■ Work to complete: Copy every line that contains the string "JSON" from the entries below.

Data items:

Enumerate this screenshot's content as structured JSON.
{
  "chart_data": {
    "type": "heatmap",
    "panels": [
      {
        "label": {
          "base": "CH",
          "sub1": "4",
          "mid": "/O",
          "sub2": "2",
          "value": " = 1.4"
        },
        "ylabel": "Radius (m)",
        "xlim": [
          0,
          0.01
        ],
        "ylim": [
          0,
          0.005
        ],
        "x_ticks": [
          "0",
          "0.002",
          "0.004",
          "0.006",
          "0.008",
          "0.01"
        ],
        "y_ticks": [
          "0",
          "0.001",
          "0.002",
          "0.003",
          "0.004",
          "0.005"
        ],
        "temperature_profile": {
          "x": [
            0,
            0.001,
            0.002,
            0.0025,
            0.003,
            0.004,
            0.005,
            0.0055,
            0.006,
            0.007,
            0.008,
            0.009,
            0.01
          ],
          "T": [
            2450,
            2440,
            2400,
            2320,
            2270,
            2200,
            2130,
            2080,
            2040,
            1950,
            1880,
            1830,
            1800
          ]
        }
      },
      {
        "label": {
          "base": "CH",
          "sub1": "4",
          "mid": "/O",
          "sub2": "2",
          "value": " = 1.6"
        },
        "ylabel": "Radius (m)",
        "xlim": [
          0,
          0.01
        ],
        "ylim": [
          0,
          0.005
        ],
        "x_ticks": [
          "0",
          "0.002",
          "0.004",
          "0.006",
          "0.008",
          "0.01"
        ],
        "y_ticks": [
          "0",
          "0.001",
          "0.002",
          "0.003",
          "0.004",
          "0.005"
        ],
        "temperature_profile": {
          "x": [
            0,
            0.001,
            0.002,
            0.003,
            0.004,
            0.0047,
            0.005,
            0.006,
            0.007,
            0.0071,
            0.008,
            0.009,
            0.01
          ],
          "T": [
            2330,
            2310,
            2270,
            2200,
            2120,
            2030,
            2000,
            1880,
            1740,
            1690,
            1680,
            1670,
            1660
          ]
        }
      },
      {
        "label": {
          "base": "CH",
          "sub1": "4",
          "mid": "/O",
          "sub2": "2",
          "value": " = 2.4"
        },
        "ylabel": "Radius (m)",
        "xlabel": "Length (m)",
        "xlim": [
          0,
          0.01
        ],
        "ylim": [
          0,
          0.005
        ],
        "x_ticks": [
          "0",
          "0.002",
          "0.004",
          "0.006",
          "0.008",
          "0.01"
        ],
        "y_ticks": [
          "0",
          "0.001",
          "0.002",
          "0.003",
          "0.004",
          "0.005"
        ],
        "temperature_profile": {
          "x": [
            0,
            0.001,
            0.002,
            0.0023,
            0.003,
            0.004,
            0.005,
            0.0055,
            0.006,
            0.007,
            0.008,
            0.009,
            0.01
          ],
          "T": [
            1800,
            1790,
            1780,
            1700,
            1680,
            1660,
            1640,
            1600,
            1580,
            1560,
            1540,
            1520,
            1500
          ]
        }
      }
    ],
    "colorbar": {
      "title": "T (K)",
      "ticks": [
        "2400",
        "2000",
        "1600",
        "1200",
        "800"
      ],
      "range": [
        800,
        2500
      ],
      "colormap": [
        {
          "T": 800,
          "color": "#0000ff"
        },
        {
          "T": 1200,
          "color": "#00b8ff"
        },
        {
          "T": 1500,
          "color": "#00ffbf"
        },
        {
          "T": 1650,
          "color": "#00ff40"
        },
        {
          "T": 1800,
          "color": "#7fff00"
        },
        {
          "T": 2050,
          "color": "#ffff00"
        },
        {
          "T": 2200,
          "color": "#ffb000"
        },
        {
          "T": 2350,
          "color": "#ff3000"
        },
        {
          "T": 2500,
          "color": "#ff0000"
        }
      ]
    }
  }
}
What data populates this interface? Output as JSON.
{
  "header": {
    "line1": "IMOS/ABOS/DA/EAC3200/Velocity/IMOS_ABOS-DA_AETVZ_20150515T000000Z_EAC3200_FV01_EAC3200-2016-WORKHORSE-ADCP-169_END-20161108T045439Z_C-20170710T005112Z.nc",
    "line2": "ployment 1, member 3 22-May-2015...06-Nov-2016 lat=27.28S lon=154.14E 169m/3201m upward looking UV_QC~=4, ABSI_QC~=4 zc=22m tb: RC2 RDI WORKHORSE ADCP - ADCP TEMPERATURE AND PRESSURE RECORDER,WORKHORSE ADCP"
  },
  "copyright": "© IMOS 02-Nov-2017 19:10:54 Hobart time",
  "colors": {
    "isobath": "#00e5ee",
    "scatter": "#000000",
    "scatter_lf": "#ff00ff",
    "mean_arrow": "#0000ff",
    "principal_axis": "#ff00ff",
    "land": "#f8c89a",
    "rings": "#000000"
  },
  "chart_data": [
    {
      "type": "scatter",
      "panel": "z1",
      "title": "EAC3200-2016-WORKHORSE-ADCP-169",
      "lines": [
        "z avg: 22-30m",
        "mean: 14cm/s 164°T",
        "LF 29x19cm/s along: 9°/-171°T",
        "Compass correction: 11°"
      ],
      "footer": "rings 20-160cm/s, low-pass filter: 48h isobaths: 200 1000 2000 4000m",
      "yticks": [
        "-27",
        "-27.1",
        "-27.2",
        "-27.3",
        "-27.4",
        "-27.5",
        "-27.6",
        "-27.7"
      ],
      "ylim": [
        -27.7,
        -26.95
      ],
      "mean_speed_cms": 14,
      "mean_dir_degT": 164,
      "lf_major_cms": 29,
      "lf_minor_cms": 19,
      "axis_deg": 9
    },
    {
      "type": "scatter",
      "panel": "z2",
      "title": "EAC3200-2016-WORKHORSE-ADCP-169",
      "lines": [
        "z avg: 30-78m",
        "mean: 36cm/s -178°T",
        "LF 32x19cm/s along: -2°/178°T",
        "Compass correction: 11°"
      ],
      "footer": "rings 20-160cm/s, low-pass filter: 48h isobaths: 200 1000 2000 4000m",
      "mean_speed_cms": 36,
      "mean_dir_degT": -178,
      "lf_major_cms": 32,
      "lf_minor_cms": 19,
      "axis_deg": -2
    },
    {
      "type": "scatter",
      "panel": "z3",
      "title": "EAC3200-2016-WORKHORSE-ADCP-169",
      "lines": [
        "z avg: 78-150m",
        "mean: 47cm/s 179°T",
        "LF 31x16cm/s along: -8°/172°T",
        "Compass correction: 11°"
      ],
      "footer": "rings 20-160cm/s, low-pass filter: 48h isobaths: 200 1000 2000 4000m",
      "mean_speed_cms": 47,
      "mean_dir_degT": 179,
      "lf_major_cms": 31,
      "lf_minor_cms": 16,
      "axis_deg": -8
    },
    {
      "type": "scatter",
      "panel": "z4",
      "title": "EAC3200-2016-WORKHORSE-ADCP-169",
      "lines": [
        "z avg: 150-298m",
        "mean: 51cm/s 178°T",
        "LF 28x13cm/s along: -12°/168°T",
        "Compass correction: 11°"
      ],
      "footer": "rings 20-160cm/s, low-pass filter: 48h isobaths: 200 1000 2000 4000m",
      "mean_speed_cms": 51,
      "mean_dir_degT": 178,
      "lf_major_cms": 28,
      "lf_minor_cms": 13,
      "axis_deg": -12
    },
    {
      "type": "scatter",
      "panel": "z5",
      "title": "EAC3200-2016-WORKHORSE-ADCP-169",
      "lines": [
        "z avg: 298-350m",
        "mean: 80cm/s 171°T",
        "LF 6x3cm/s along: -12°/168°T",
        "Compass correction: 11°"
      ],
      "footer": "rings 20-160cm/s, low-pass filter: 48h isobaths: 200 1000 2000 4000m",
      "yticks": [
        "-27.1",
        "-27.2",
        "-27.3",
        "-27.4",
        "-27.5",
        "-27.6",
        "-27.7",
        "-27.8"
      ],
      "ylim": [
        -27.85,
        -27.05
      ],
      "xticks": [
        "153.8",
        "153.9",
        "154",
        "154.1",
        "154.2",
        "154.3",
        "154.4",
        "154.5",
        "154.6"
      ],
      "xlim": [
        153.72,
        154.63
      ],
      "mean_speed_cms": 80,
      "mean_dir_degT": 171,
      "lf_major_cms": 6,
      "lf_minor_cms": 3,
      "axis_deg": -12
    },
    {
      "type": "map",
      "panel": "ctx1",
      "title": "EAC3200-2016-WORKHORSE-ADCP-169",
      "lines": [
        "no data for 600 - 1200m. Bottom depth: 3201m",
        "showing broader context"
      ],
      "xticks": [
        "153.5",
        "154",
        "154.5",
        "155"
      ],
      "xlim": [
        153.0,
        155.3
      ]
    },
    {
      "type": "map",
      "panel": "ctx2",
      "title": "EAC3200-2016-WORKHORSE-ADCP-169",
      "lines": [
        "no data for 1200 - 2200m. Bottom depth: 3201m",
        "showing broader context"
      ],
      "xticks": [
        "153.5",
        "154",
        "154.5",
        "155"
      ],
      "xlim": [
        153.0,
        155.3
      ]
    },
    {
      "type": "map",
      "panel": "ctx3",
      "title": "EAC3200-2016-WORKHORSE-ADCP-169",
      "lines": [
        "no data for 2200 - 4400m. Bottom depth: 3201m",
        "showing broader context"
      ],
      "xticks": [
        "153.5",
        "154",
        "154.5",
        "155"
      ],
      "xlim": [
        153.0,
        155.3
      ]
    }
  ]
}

■ Result:
Enumerate this screenshot's content as structured JSON.
What data populates this interface? Output as JSON.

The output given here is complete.